• OBJECTIVE:
Present every line of the material below as a Markdown table with the columns Row and Line. Number each row, and leave out blank lines and the pictures.

(Stored items)
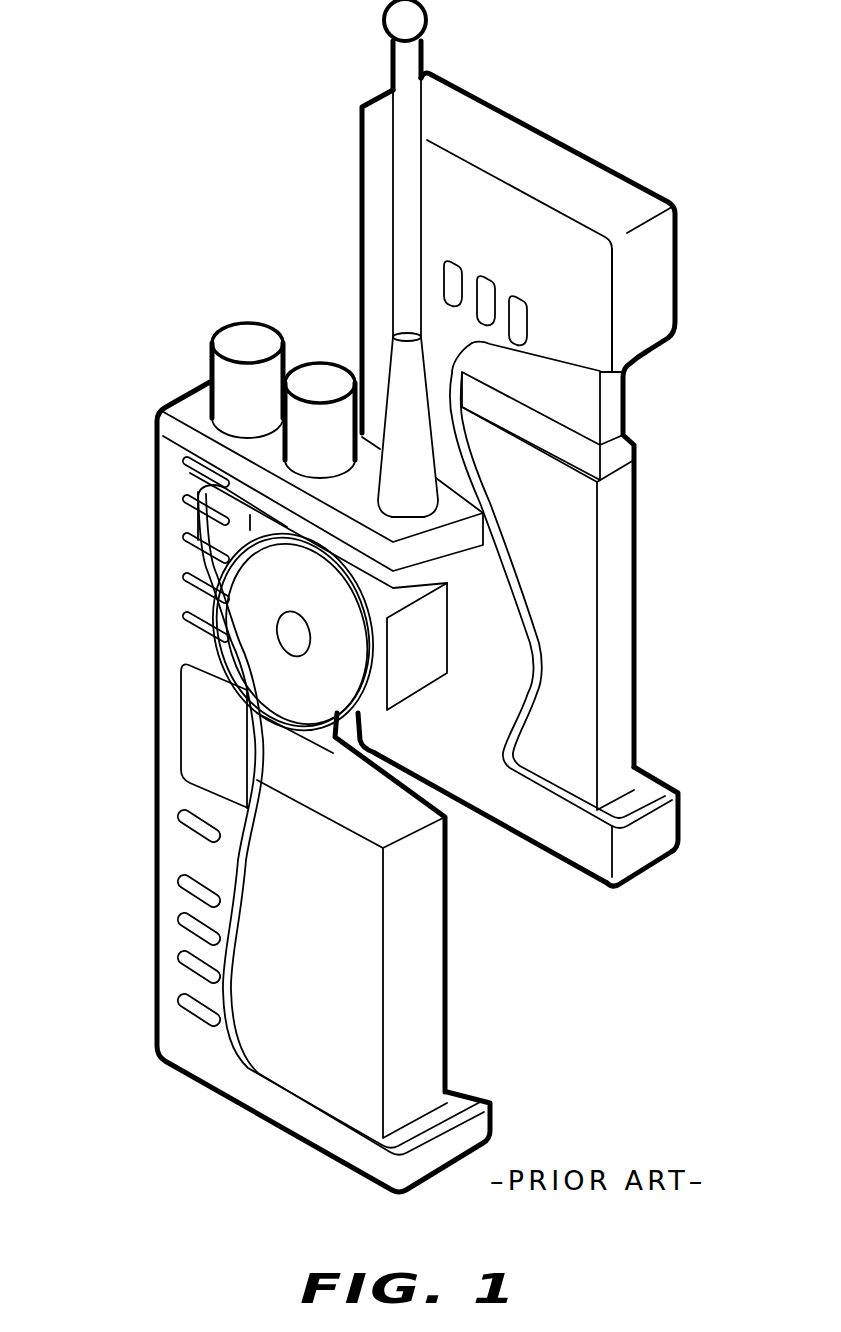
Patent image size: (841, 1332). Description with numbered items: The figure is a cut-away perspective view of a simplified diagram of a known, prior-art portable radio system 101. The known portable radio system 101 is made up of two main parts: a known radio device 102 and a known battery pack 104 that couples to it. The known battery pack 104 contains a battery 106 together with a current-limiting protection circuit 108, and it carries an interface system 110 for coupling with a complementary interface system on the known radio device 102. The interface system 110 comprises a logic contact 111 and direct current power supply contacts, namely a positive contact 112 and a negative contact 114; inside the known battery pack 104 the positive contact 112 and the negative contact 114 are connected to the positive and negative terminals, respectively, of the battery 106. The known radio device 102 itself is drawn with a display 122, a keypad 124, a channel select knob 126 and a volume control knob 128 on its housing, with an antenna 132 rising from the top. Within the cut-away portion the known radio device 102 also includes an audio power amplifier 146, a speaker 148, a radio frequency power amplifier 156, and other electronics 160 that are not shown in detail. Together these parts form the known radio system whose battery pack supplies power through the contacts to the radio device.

The known portable radio system 101 is at (379, 624).
The known radio device 102 is at (157, 770).
The known battery pack 104 is at (361, 146).
The battery 106 is at (636, 601).
The current-limiting protection circuit 108 is at (627, 389).
The interface system 110 is at (477, 276).
The logic contact 111 is at (511, 292).
The positive contact 112 is at (449, 255).
The negative contact 114 is at (541, 186).
The display 122 is at (200, 698).
The keypad 124 is at (178, 838).
The channel select knob 126 is at (321, 364).
The volume control knob 128 is at (224, 333).
The antenna 132 is at (383, 22).
The audio power amplifier 146 is at (240, 518).
The speaker 148 is at (352, 668).
The radio frequency power amplifier 156 is at (405, 672).
The other electronics 160 is at (447, 1008).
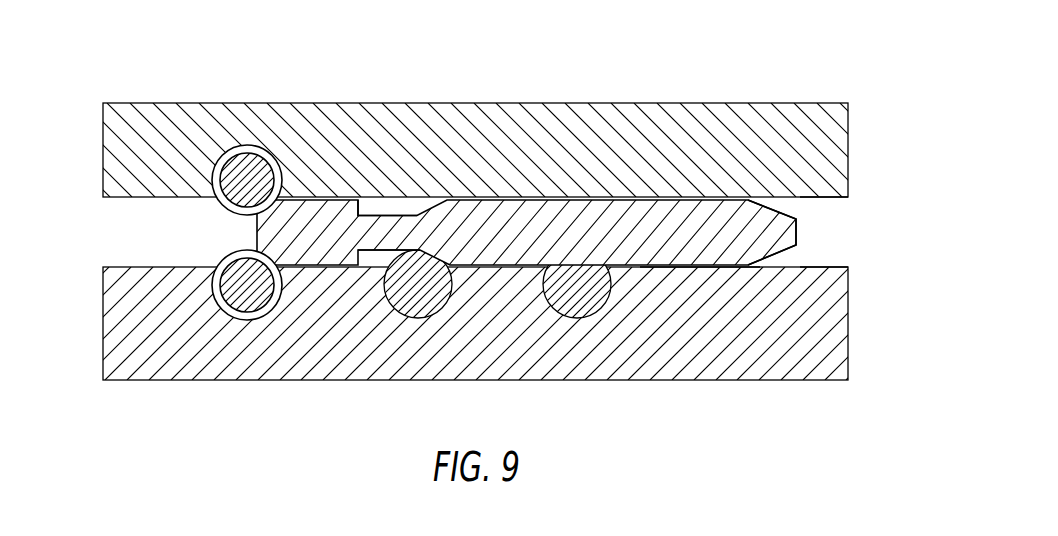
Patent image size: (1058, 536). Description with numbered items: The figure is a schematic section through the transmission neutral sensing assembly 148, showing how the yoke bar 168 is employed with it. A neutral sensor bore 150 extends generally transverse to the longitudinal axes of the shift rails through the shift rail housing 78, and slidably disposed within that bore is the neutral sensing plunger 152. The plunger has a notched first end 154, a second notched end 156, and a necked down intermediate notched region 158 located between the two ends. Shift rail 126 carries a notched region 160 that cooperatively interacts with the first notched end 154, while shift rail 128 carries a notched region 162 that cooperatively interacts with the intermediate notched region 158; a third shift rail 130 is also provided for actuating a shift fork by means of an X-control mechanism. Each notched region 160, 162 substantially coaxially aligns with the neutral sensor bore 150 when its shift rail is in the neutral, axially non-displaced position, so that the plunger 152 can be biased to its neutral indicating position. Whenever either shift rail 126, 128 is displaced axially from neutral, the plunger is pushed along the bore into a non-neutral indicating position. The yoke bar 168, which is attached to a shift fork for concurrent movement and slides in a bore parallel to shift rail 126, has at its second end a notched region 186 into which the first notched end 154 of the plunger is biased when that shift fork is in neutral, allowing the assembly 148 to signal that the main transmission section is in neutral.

The shift rail housing 78 is at (647, 102).
The shift rail 126 is at (280, 306).
The shift rail 128 is at (450, 308).
The third shift rail 130 is at (607, 308).
The transmission neutral sensing assembly 148 is at (479, 231).
The neutral sensor bore 150 is at (805, 198).
The neutral sensing plunger 152 is at (697, 268).
The first notched end 154 is at (257, 232).
The second notched end 156 is at (797, 233).
The intermediate notched region 158 is at (385, 214).
The notched region 160 is at (243, 312).
The notched region 162 is at (420, 265).
The yoke bar 168 is at (243, 147).
The notched region 186 is at (280, 165).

• COMPLETED EXERCISE:
| Row | Line |
|---|---|
| 1 | Patent image size: (841, 1332). Description with numbered items: The figure is a cut-away perspective view of a simplified diagram of a known, prior-art portable radio system 101. The known portable radio system 101 is made up of two main parts: a known radio device 102 and a known battery pack 104 that couples to it. The known battery pack 104 contains a battery 106 together with a current-limiting protection circuit 108, and it carries an interface system 110 for coupling with a complementary interface system on the known radio device 102. The interface system 110 comprises a logic contact 111 and direct current power supply contacts, namely a positive contact 112 and a negative contact 114; inside the known battery pack 104 the positive contact 112 and the negative contact 114 are connected to the positive and negative terminals, respectively, of the battery 106. The known radio device 102 itself is drawn with a display 122, a keypad 124, a channel select knob 126 and a volume control knob 128 on its housing, with an antenna 132 rising from the top. Within the cut-away portion the known radio device 102 also includes an audio power amplifier 146, a speaker 148, a radio frequency power amplifier 156, and other electronics 160 that are not shown in detail. Together these parts form the known radio system whose battery pack supplies power through the contacts to the radio device. |
| 2 | The known portable radio system 101 is at (379, 624). |
| 3 | The known radio device 102 is at (157, 770). |
| 4 | The known battery pack 104 is at (361, 146). |
| 5 | The battery 106 is at (636, 601). |
| 6 | The current-limiting protection circuit 108 is at (627, 389). |
| 7 | The interface system 110 is at (477, 276). |
| 8 | The logic contact 111 is at (511, 292). |
| 9 | The positive contact 112 is at (449, 255). |
| 10 | The negative contact 114 is at (541, 186). |
| 11 | The display 122 is at (200, 698). |
| 12 | The keypad 124 is at (178, 838). |
| 13 | The channel select knob 126 is at (321, 364). |
| 14 | The volume control knob 128 is at (224, 333). |
| 15 | The antenna 132 is at (383, 22). |
| 16 | The audio power amplifier 146 is at (240, 518). |
| 17 | The speaker 148 is at (352, 668). |
| 18 | The radio frequency power amplifier 156 is at (405, 672). |
| 19 | The other electronics 160 is at (447, 1008). |
| 20 | Patent image size: (1058, 536). Description with numbered items: The figure is a schematic section through the transmission neutral sensing assembly 148, showing how the yoke bar 168 is employed with it. A neutral sensor bore 150 extends generally transverse to the longitudinal axes of the shift rails through the shift rail housing 78, and slidably disposed within that bore is the neutral sensing plunger 152. The plunger has a notched first end 154, a second notched end 156, and a necked down intermediate notched region 158 located between the two ends. Shift rail 126 carries a notched region 160 that cooperatively interacts with the first notched end 154, while shift rail 128 carries a notched region 162 that cooperatively interacts with the intermediate notched region 158; a third shift rail 130 is also provided for actuating a shift fork by means of an X-control mechanism. Each notched region 160, 162 substantially coaxially aligns with the neutral sensor bore 150 when its shift rail is in the neutral, axially non-displaced position, so that the plunger 152 can be biased to its neutral indicating position. Whenever either shift rail 126, 128 is displaced axially from neutral, the plunger is pushed along the bore into a non-neutral indicating position. The yoke bar 168, which is attached to a shift fork for concurrent movement and slides in a bore parallel to shift rail 126, has at its second end a notched region 186 into which the first notched end 154 of the plunger is biased when that shift fork is in neutral, allowing the assembly 148 to signal that the main transmission section is in neutral. |
| 21 | The shift rail housing 78 is at (647, 102). |
| 22 | The shift rail 126 is at (280, 306). |
| 23 | The shift rail 128 is at (450, 308). |
| 24 | The third shift rail 130 is at (607, 308). |
| 25 | The transmission neutral sensing assembly 148 is at (479, 231). |
| 26 | The neutral sensor bore 150 is at (805, 198). |
| 27 | The neutral sensing plunger 152 is at (697, 268). |
| 28 | The first notched end 154 is at (257, 232). |
| 29 | The second notched end 156 is at (797, 233). |
| 30 | The intermediate notched region 158 is at (385, 214). |
| 31 | The notched region 160 is at (243, 312). |
| 32 | The notched region 162 is at (420, 265). |
| 33 | The yoke bar 168 is at (243, 147). |
| 34 | The notched region 186 is at (280, 165). |